▶ _PAGE EXCERPT_:
◇ ◇ ◇ ◇
The Canada Pension Plan Investment Board is a board that manages, on behalf of contributors, the portfolio of assets under its administration. It is also comprised of representation from the provincial finance ministers, so it is a joint board that effectively is in the fiduciary capacity of managing these investments.
In the last session, Bill C-3, which was passed by the House, will allow the fixed income securities to be transferred from the federal government and put under the control of the Canada Pension Plan Investment Board.
What have the results been of allowing the Canada Pension Plan Investment Board to get into managing both equities and fixed income securities? We do know that the equity markets went into the doldrums a few years ago and that the Canada Pension Plan Investment Board's portfolio was hit by the same sort of bad news on the stock markets. However if we look at the nine months ending December 31, 2003, we see that assets available to the Canada pension plan earned $8 billion, producing a rate of return of 13.9%. That is all CPP assets, including the $35 billion in fixed income securities currently administered by the government and subject to Bill C-3, which will transfer those securities under the control of the Canada Pension Plan Investment Board.
During that same time period, the portfolio managed by the Canadian Pension Plan Investment Board earned a return of 26%. If we look at the benchmarks against which the plan compares its performance against some of the standards in the industry, in 2003 we see that Canadian equities earned 17.3% and the benchmark was 17.5%. It was slightly lower there. In terms of non-Canadian equities, the benchmark was 28% and the actual was 27.6%. In real estate the benchmark was 9.2% and the investment fund actually had a rate of return of 50.7%. Overall, against the benchmarks, the performance exceeded the benchmarks of 20.3% return and it achieved a return of 21.1%.
Why is this relevant? Why is this important? This is important because this board has under its administration some $55 billion that is there earning income and providing benefits to Canadians, now and into the future. It is important the pension fund be sound and that it achieve a good return.
If the CPP is not there for Canadian citizens who retire in the future, they will be looking to the government for other types of support. This is a pension plan funded by employees and employers, so it is important that these trustee funds are managed in an optimal way.
I understand the point of the motion and I know the member for Winnipeg Centre has done some excellent work on this but I do have some difficulty with it.
First, we need to understand that the Canada Pension Plan Investment Board is mindful of ethical investing. It is guided by some of those principles and, from its experience, it knows that those companies that are committed to good labour relations, to a good, strong performance in human rights and to sustainable management in terms of the environment, will be the best investments to make in any case.
The problem I have with the specifics of the motion is when it states:
...investments are socially responsible and do not support companies or enterprises that manufacture or trade in military arms and weapons, have records of poor labour practices, contribute to environmental degradation, or whose conduct, practices or activities are similarly contrary to Canadian values.
Let us just look at the first part of that. That part of the motion says that any company that manufactures military equipment would not be eligible. I question that in the sense that we do know in this world, unfortunately, there is conflict. We do know that there are weapons produced. We do know that companies manufacture weapons. Is it not somewhat naive to say that an investment plan should not invest in companies that manufacture this type of equipment? However abhorrent we find war and conflict to be, this is the reality.
◇ ◇ ◇ ◇
▶ _DATA EXCERPTS_:
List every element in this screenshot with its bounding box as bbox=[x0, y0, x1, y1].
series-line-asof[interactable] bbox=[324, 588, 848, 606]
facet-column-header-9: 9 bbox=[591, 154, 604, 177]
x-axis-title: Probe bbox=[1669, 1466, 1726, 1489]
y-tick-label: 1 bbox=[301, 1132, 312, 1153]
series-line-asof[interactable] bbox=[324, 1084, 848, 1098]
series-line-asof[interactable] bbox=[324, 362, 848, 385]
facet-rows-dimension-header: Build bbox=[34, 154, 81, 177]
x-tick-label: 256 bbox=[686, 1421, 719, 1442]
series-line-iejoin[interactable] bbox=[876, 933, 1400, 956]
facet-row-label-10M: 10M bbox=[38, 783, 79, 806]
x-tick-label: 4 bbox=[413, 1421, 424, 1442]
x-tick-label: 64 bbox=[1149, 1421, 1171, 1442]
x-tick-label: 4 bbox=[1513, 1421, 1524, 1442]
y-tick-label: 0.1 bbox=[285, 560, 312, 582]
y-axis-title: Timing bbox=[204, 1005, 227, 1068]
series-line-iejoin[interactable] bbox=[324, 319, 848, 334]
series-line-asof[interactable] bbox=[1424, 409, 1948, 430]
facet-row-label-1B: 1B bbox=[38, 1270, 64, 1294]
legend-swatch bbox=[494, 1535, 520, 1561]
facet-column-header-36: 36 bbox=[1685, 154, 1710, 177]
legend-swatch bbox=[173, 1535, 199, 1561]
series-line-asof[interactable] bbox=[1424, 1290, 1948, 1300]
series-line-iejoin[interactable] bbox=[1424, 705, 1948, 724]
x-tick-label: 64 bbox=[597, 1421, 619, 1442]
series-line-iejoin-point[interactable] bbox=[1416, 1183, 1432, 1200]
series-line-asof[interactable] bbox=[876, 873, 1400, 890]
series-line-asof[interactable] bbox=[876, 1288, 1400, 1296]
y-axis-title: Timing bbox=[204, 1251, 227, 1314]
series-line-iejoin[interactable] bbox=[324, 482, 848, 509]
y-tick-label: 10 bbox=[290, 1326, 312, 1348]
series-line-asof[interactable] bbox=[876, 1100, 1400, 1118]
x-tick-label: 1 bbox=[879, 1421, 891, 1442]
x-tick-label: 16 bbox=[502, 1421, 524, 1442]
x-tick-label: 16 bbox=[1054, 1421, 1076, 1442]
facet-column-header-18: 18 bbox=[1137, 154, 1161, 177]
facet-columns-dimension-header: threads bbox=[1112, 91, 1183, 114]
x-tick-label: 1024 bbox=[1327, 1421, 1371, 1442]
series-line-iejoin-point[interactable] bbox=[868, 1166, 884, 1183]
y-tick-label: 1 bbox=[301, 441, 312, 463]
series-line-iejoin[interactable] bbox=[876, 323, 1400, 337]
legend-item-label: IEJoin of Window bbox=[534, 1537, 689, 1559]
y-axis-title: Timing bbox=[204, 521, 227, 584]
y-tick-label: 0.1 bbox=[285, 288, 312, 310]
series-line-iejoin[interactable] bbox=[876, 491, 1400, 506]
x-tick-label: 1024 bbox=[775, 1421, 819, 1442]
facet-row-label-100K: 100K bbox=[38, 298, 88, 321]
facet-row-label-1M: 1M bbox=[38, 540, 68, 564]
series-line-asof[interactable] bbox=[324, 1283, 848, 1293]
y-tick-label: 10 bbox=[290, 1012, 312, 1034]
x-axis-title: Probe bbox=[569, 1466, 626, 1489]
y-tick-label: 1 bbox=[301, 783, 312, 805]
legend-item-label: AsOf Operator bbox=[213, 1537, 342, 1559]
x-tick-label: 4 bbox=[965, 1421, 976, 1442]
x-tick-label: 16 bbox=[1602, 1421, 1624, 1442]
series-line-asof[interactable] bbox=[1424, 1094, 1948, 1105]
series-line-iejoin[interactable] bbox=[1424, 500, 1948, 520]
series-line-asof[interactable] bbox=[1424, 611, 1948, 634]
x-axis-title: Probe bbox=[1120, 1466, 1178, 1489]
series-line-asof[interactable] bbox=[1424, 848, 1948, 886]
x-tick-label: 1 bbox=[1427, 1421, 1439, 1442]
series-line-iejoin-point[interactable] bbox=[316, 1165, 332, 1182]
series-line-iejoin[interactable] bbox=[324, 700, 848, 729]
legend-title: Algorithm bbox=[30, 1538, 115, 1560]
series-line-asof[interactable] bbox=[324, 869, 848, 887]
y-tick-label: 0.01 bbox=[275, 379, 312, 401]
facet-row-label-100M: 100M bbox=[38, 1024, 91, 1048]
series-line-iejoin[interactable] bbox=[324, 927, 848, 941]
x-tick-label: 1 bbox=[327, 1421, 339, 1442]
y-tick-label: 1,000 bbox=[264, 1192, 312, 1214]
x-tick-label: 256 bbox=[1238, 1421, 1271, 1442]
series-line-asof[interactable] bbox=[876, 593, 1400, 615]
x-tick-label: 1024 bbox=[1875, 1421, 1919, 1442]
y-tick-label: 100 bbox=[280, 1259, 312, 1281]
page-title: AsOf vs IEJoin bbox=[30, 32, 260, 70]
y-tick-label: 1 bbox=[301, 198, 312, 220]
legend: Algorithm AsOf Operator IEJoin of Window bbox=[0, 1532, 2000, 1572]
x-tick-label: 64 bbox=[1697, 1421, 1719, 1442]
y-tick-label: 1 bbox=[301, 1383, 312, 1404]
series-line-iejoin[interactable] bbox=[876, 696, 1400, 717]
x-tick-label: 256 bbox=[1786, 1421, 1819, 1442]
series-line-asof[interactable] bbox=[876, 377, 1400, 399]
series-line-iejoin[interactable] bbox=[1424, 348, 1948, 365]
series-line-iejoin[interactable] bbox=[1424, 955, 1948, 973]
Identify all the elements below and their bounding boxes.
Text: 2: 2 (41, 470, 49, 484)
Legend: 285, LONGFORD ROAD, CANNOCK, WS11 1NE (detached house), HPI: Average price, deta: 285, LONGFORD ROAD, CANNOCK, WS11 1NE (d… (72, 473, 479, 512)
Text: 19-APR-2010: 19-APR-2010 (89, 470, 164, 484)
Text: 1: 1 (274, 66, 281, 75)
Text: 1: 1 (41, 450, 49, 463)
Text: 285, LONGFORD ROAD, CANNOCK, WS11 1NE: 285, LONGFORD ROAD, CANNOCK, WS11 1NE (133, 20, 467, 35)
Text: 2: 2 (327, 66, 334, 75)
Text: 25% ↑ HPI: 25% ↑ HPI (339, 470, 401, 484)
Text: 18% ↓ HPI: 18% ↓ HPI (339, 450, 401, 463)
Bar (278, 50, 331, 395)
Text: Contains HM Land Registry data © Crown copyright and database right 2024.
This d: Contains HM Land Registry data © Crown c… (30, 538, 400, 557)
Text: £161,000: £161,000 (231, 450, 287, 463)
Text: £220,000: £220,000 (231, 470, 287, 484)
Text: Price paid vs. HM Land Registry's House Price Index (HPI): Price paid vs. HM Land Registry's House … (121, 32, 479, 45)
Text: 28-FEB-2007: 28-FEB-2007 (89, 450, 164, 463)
◇ ◇ ◇ ◇
▶ _OBJECTIVE_: Please restate the debate excerpt between "I understand the" and "in any case.", inclusive, substituting "responsible investing" for "ethical investing".

▶ _TASK RESPONSE_:
I understand the point of the motion and I know the member for Winnipeg Centre has done some excellent work on this but I do have some difficulty with it.
First, we need to understand that the Canada Pension Plan Investment Board is mindful of responsible investing. It is guided by some of those principles and, from its experience, it knows that those companies that are committed to good labour relations, to a good, strong performance in human rights and to sustainable management in terms of the environment, will be the best investments to make in any case.